**Challenge**
Find every line in the records that holds the string "labels". Copy each one.

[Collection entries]
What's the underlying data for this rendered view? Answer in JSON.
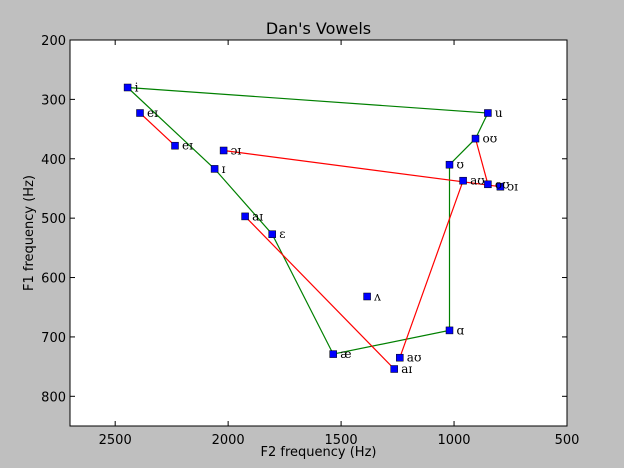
{
  "chart_data": {
    "type": "scatter",
    "title": "Dan's Vowels",
    "xlabel": "F2 frequency (Hz)",
    "ylabel": "F1 frequency (Hz)",
    "xlim": [
      2700,
      500
    ],
    "ylim": [
      850,
      200
    ],
    "x_reversed": true,
    "y_reversed": true,
    "xticks": [
      2500,
      2000,
      1500,
      1000,
      500
    ],
    "yticks": [
      200,
      300,
      400,
      500,
      600,
      700,
      800
    ],
    "grid": false,
    "marker_color": "#0000ff",
    "points": [
      {
        "label": "i",
        "x": 2445,
        "y": 280
      },
      {
        "label": "eɪ",
        "x": 2390,
        "y": 323
      },
      {
        "label": "eɪ",
        "x": 2235,
        "y": 378
      },
      {
        "label": "ɔɪ",
        "x": 2020,
        "y": 386
      },
      {
        "label": "ɪ",
        "x": 2060,
        "y": 417
      },
      {
        "label": "aɪ",
        "x": 1925,
        "y": 497
      },
      {
        "label": "ɛ",
        "x": 1805,
        "y": 527
      },
      {
        "label": "ʌ",
        "x": 1385,
        "y": 632
      },
      {
        "label": "æ",
        "x": 1535,
        "y": 729
      },
      {
        "label": "aʊ",
        "x": 1240,
        "y": 735
      },
      {
        "label": "aɪ",
        "x": 1265,
        "y": 754
      },
      {
        "label": "ɑ",
        "x": 1020,
        "y": 689
      },
      {
        "label": "ʊ",
        "x": 1020,
        "y": 410
      },
      {
        "label": "aʊ",
        "x": 960,
        "y": 437
      },
      {
        "label": "oʊ",
        "x": 905,
        "y": 366
      },
      {
        "label": "u",
        "x": 850,
        "y": 323
      },
      {
        "label": "oʊ",
        "x": 850,
        "y": 443
      },
      {
        "label": "ɔɪ",
        "x": 795,
        "y": 447
      }
    ],
    "lines": [
      {
        "color": "#008000",
        "points": [
          [
            2445,
            280
          ],
          [
            850,
            323
          ],
          [
            905,
            366
          ],
          [
            1020,
            410
          ],
          [
            1020,
            689
          ],
          [
            1535,
            729
          ],
          [
            1805,
            527
          ],
          [
            2060,
            417
          ],
          [
            2445,
            280
          ]
        ]
      },
      {
        "color": "#ff0000",
        "points": [
          [
            2390,
            323
          ],
          [
            2235,
            378
          ]
        ]
      },
      {
        "color": "#ff0000",
        "points": [
          [
            2020,
            386
          ],
          [
            795,
            447
          ]
        ]
      },
      {
        "color": "#ff0000",
        "points": [
          [
            1925,
            497
          ],
          [
            1265,
            754
          ]
        ]
      },
      {
        "color": "#ff0000",
        "points": [
          [
            1240,
            735
          ],
          [
            960,
            437
          ]
        ]
      },
      {
        "color": "#ff0000",
        "points": [
          [
            905,
            366
          ],
          [
            850,
            443
          ]
        ]
      }
    ]
  }
}
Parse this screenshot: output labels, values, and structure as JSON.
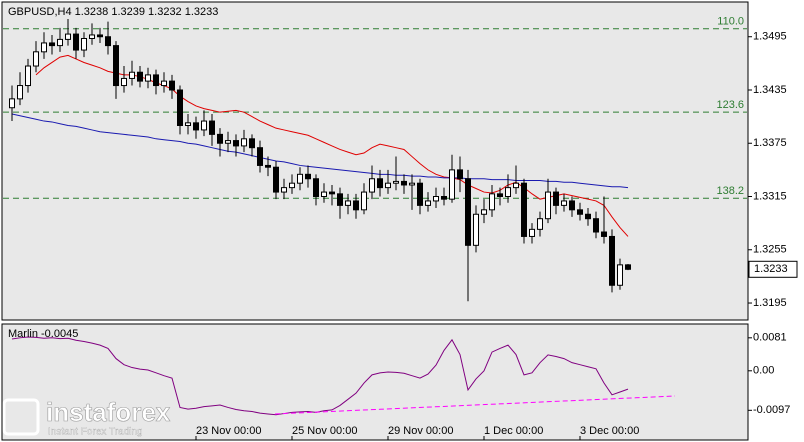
{
  "chart_data": [
    {
      "type": "candlestick",
      "title": "GBPUSD,H4  1.3238 1.3239 1.3232 1.3233",
      "categories": [
        null,
        null,
        null,
        null,
        null,
        null,
        null,
        null,
        null,
        null,
        null,
        null,
        null,
        null,
        null,
        null,
        null,
        null,
        null,
        null,
        null,
        null,
        null,
        "23 Nov 00:00",
        null,
        null,
        null,
        null,
        null,
        null,
        null,
        null,
        null,
        null,
        null,
        "25 Nov 00:00",
        null,
        null,
        null,
        null,
        null,
        null,
        null,
        null,
        null,
        null,
        null,
        "29 Nov 00:00",
        null,
        null,
        null,
        null,
        null,
        null,
        null,
        null,
        null,
        null,
        null,
        "1 Dec 00:00",
        null,
        null,
        null,
        null,
        null,
        null,
        null,
        null,
        null,
        null,
        null,
        "3 Dec 00:00",
        null,
        null,
        null,
        null,
        null,
        null
      ],
      "open": [
        1.3415,
        1.3425,
        1.344,
        1.3462,
        1.3478,
        1.3488,
        1.3485,
        1.3492,
        1.3498,
        1.348,
        1.3493,
        1.3497,
        1.3495,
        1.3485,
        1.344,
        1.3448,
        1.3455,
        1.3445,
        1.3452,
        1.344,
        1.3445,
        1.3435,
        1.3395,
        1.3398,
        1.339,
        1.34,
        1.3385,
        1.3375,
        1.3378,
        1.3372,
        1.338,
        1.337,
        1.335,
        1.3348,
        1.332,
        1.3325,
        1.333,
        1.334,
        1.3335,
        1.3315,
        1.332,
        1.3318,
        1.3305,
        1.331,
        1.33,
        1.332,
        1.3335,
        1.3325,
        1.333,
        1.3332,
        1.3328,
        1.333,
        1.3305,
        1.331,
        1.3315,
        1.3312,
        1.3345,
        1.3335,
        1.326,
        1.3295,
        1.33,
        1.3318,
        1.3315,
        1.3325,
        1.333,
        1.327,
        1.3278,
        1.329,
        1.332,
        1.3305,
        1.331,
        1.33,
        1.3295,
        1.329,
        1.3275,
        1.327,
        1.3215,
        1.3238
      ],
      "high": [
        1.344,
        1.3455,
        1.347,
        1.349,
        1.35,
        1.3497,
        1.3505,
        1.3515,
        1.3505,
        1.35,
        1.351,
        1.3505,
        1.3512,
        1.349,
        1.3462,
        1.3468,
        1.3462,
        1.346,
        1.3458,
        1.3455,
        1.3452,
        1.344,
        1.3408,
        1.3405,
        1.3412,
        1.3408,
        1.3392,
        1.3388,
        1.3385,
        1.339,
        1.3385,
        1.3378,
        1.336,
        1.3355,
        1.3335,
        1.334,
        1.3348,
        1.335,
        1.334,
        1.333,
        1.3328,
        1.3325,
        1.3318,
        1.3318,
        1.333,
        1.335,
        1.3345,
        1.3345,
        1.336,
        1.334,
        1.334,
        1.3335,
        1.332,
        1.3325,
        1.3325,
        1.3362,
        1.336,
        1.3345,
        1.3305,
        1.3312,
        1.3328,
        1.3325,
        1.334,
        1.335,
        1.3335,
        1.3285,
        1.3298,
        1.3335,
        1.3325,
        1.3318,
        1.3315,
        1.3308,
        1.3302,
        1.3298,
        1.3315,
        1.3278,
        1.3245,
        1.3239
      ],
      "low": [
        1.34,
        1.3418,
        1.3432,
        1.3455,
        1.347,
        1.3475,
        1.3478,
        1.3485,
        1.347,
        1.3472,
        1.3486,
        1.3488,
        1.3475,
        1.3425,
        1.3432,
        1.344,
        1.3438,
        1.3437,
        1.343,
        1.3432,
        1.3425,
        1.3385,
        1.3385,
        1.338,
        1.3383,
        1.3372,
        1.336,
        1.3365,
        1.336,
        1.3365,
        1.336,
        1.3342,
        1.3338,
        1.3312,
        1.3312,
        1.3318,
        1.3322,
        1.3325,
        1.3305,
        1.3308,
        1.3305,
        1.329,
        1.3295,
        1.329,
        1.3295,
        1.3312,
        1.3315,
        1.3318,
        1.3322,
        1.3318,
        1.33,
        1.3295,
        1.3298,
        1.3302,
        1.3305,
        1.3308,
        1.332,
        1.3197,
        1.3252,
        1.3285,
        1.3292,
        1.3305,
        1.3308,
        1.3318,
        1.3262,
        1.3262,
        1.327,
        1.3285,
        1.3295,
        1.3298,
        1.3292,
        1.3288,
        1.3282,
        1.3268,
        1.3262,
        1.3207,
        1.321,
        1.3232
      ],
      "close": [
        1.3425,
        1.344,
        1.3462,
        1.3478,
        1.3488,
        1.3485,
        1.3492,
        1.3498,
        1.348,
        1.3493,
        1.3497,
        1.3495,
        1.3485,
        1.344,
        1.3448,
        1.3455,
        1.3445,
        1.3452,
        1.344,
        1.3445,
        1.3435,
        1.3395,
        1.3398,
        1.339,
        1.34,
        1.3385,
        1.3375,
        1.3378,
        1.3372,
        1.338,
        1.337,
        1.335,
        1.3348,
        1.332,
        1.3325,
        1.333,
        1.334,
        1.3335,
        1.3315,
        1.332,
        1.3318,
        1.3305,
        1.331,
        1.33,
        1.332,
        1.3335,
        1.3325,
        1.333,
        1.3332,
        1.3328,
        1.333,
        1.3305,
        1.331,
        1.3315,
        1.3312,
        1.3345,
        1.3335,
        1.326,
        1.3295,
        1.33,
        1.3318,
        1.3315,
        1.3325,
        1.333,
        1.327,
        1.3278,
        1.329,
        1.332,
        1.3305,
        1.331,
        1.33,
        1.3295,
        1.329,
        1.3275,
        1.327,
        1.3215,
        1.3238,
        1.3233
      ],
      "up_color": "#ffffff",
      "down_color": "#000000",
      "series": [
        {
          "color": "#e00000",
          "values": [
            null,
            null,
            null,
            1.3452,
            1.346,
            1.3466,
            1.3472,
            1.3474,
            1.347,
            1.3466,
            1.3463,
            1.346,
            1.3456,
            1.3454,
            1.3452,
            1.3452,
            1.345,
            1.3447,
            1.3443,
            1.344,
            1.3436,
            1.3428,
            1.3422,
            1.3417,
            1.3414,
            1.3412,
            1.341,
            1.3411,
            1.3412,
            1.341,
            1.3405,
            1.34,
            1.3396,
            1.3392,
            1.339,
            1.3388,
            1.3386,
            1.3384,
            1.338,
            1.3376,
            1.3372,
            1.3368,
            1.3365,
            1.3362,
            1.3364,
            1.337,
            1.3374,
            1.3372,
            1.337,
            1.3368,
            1.336,
            1.3352,
            1.3345,
            1.334,
            1.3337,
            1.3336,
            1.3334,
            1.3328,
            1.3324,
            1.332,
            1.3319,
            1.3322,
            1.3328,
            1.3331,
            1.3325,
            1.3318,
            1.3312,
            1.3314,
            1.3316,
            1.3318,
            1.3316,
            1.3314,
            1.3312,
            1.331,
            1.3305,
            1.3292,
            1.328,
            1.327
          ]
        },
        {
          "color": "#1a1ab0",
          "values": [
            1.3408,
            1.3406,
            1.3404,
            1.3402,
            1.34,
            1.3399,
            1.3397,
            1.3395,
            1.3394,
            1.3392,
            1.339,
            1.3388,
            1.3387,
            1.3386,
            1.3385,
            1.3384,
            1.3383,
            1.3382,
            1.338,
            1.3379,
            1.3378,
            1.3377,
            1.3375,
            1.3374,
            1.3372,
            1.337,
            1.3368,
            1.3366,
            1.3365,
            1.3363,
            1.3361,
            1.3359,
            1.3357,
            1.3355,
            1.3354,
            1.3352,
            1.335,
            1.3349,
            1.3348,
            1.3347,
            1.3346,
            1.3345,
            1.3344,
            1.3343,
            1.3342,
            1.3341,
            1.334,
            1.334,
            1.3339,
            1.3339,
            1.3338,
            1.3338,
            1.3337,
            1.3337,
            1.3336,
            1.3336,
            1.3336,
            1.3335,
            1.3335,
            1.3335,
            1.3334,
            1.3334,
            1.3334,
            1.3333,
            1.3333,
            1.3333,
            1.3333,
            1.3332,
            1.3332,
            1.3331,
            1.3331,
            1.333,
            1.3329,
            1.3328,
            1.3327,
            1.3326,
            1.3326,
            1.3325
          ]
        }
      ],
      "levels": [
        {
          "value": 1.3504,
          "label": "110.0"
        },
        {
          "value": 1.341,
          "label": "123.6"
        },
        {
          "value": 1.3313,
          "label": "138.2"
        }
      ],
      "level_color": "#2e7d32",
      "ylim": [
        1.3177,
        1.3533
      ],
      "yticks": [
        1.3495,
        1.3435,
        1.3375,
        1.3315,
        1.3255,
        1.3195
      ]
    },
    {
      "type": "line",
      "title": "Marlin -0.0045",
      "series": [
        {
          "color": "#800080",
          "values": [
            0.0078,
            0.0081,
            0.0083,
            0.0082,
            0.008,
            0.0081,
            0.0079,
            0.008,
            0.0075,
            0.0072,
            0.0068,
            0.0063,
            0.0055,
            0.003,
            0.0015,
            0.0008,
            0.0004,
            0.0002,
            -0.0005,
            -0.0012,
            -0.0018,
            -0.009,
            -0.0094,
            -0.0092,
            -0.0088,
            -0.0086,
            -0.0084,
            -0.009,
            -0.0095,
            -0.0098,
            -0.01,
            -0.0104,
            -0.0106,
            -0.0108,
            -0.0105,
            -0.0102,
            -0.0101,
            -0.01,
            -0.0102,
            -0.0098,
            -0.0096,
            -0.0085,
            -0.007,
            -0.0055,
            -0.003,
            -0.001,
            -0.0005,
            -0.0003,
            -0.0004,
            -0.0006,
            -0.0012,
            -0.0018,
            -0.0008,
            0.0014,
            0.005,
            0.0076,
            0.004,
            -0.0047,
            -0.002,
            0.0,
            0.0046,
            0.0055,
            0.0063,
            0.004,
            -0.001,
            -0.0005,
            0.002,
            0.0039,
            0.0035,
            0.003,
            0.002,
            0.0015,
            0.001,
            0.0005,
            -0.003,
            -0.0059,
            -0.0052,
            -0.0045
          ]
        }
      ],
      "ylim": [
        -0.0165,
        0.011
      ],
      "yticks": [
        0.0081,
        {
          "value": 0,
          "label": "0.00"
        },
        -0.0097
      ]
    }
  ],
  "watermark": {
    "brand": "instaforex",
    "tagline": "Instant Forex Trading"
  }
}
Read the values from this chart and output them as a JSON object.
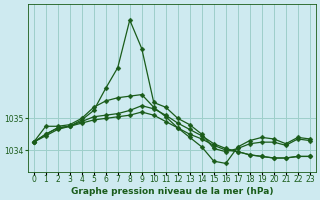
{
  "xlabel": "Graphe pression niveau de la mer (hPa)",
  "background_color": "#ceeaf0",
  "grid_color": "#9ecfca",
  "line_color": "#1a5c1a",
  "x": [
    0,
    1,
    2,
    3,
    4,
    5,
    6,
    7,
    8,
    9,
    10,
    11,
    12,
    13,
    14,
    15,
    16,
    17,
    18,
    19,
    20,
    21,
    22,
    23
  ],
  "line1": [
    1034.25,
    1034.45,
    1034.65,
    1034.75,
    1034.95,
    1035.25,
    1035.95,
    1036.6,
    1038.1,
    1037.2,
    1035.5,
    1035.35,
    1035.0,
    1034.8,
    1034.5,
    1034.05,
    1033.95,
    1034.05,
    1034.2,
    1034.25,
    1034.25,
    1034.15,
    1034.35,
    1034.3
  ],
  "line2": [
    1034.25,
    1034.5,
    1034.7,
    1034.75,
    1034.9,
    1035.05,
    1035.1,
    1035.15,
    1035.25,
    1035.4,
    1035.3,
    1035.1,
    1034.85,
    1034.65,
    1034.45,
    1034.2,
    1034.05,
    1033.95,
    1033.85,
    1033.8,
    1033.75,
    1033.75,
    1033.8,
    1033.8
  ],
  "line3": [
    1034.25,
    1034.5,
    1034.7,
    1034.75,
    1034.85,
    1034.95,
    1035.0,
    1035.05,
    1035.1,
    1035.2,
    1035.1,
    1034.9,
    1034.7,
    1034.5,
    1034.35,
    1034.15,
    1034.0,
    1033.95,
    1033.85,
    1033.8,
    1033.75,
    1033.75,
    1033.8,
    1033.8
  ],
  "line4": [
    1034.25,
    1034.75,
    1034.75,
    1034.8,
    1035.0,
    1035.35,
    1035.55,
    1035.65,
    1035.7,
    1035.75,
    1035.35,
    1035.05,
    1034.7,
    1034.4,
    1034.1,
    1033.65,
    1033.58,
    1034.1,
    1034.3,
    1034.4,
    1034.35,
    1034.2,
    1034.4,
    1034.35
  ],
  "ylim": [
    1033.3,
    1038.6
  ],
  "yticks": [
    1034,
    1035
  ],
  "markersize": 2.5,
  "linewidth": 0.9,
  "xlabel_fontsize": 6.5,
  "tick_fontsize": 5.5
}
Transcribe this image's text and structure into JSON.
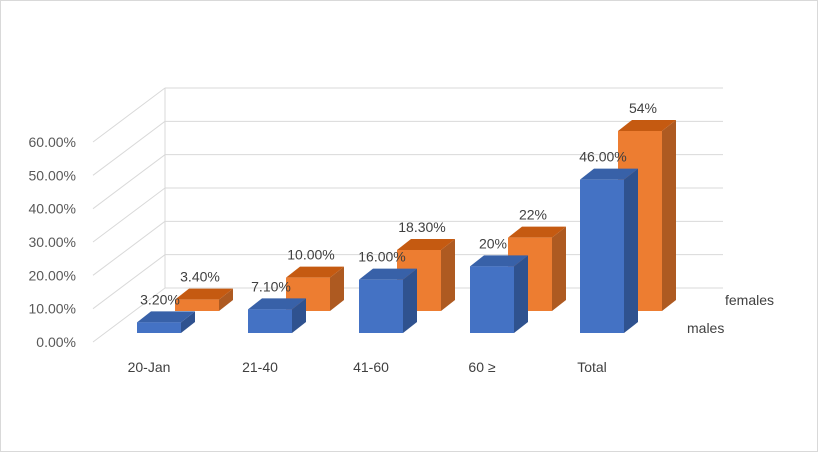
{
  "chart_data": {
    "type": "bar",
    "subtype": "3d-clustered-column",
    "title": "",
    "xlabel": "",
    "ylabel": "",
    "categories": [
      "20-Jan",
      "21-40",
      "41-60",
      "60 ≥",
      "Total"
    ],
    "series": [
      {
        "name": "males",
        "values": [
          3.2,
          7.1,
          16.0,
          20.0,
          46.0
        ],
        "labels": [
          "3.20%",
          "7.10%",
          "16.00%",
          "20%",
          "46.00%"
        ],
        "color": "#4472c4",
        "side_color": "#2f528f",
        "top_color": "#3861a8"
      },
      {
        "name": "females",
        "values": [
          3.4,
          10.0,
          18.3,
          22.0,
          54.0
        ],
        "labels": [
          "3.40%",
          "10.00%",
          "18.30%",
          "22%",
          "54%"
        ],
        "color": "#ed7d31",
        "side_color": "#ae5a21",
        "top_color": "#c55a11"
      }
    ],
    "yticks": [
      "0.00%",
      "10.00%",
      "20.00%",
      "30.00%",
      "40.00%",
      "50.00%",
      "60.00%"
    ],
    "ylim": [
      0,
      60
    ],
    "grid": true,
    "legend": "series labels on depth axis, right"
  }
}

**Written solution**
Parse this screenshot: output labels, values, and structure as JSON.
        "labels": [
        "labels": [
    "legend": "series labels on depth axis, right"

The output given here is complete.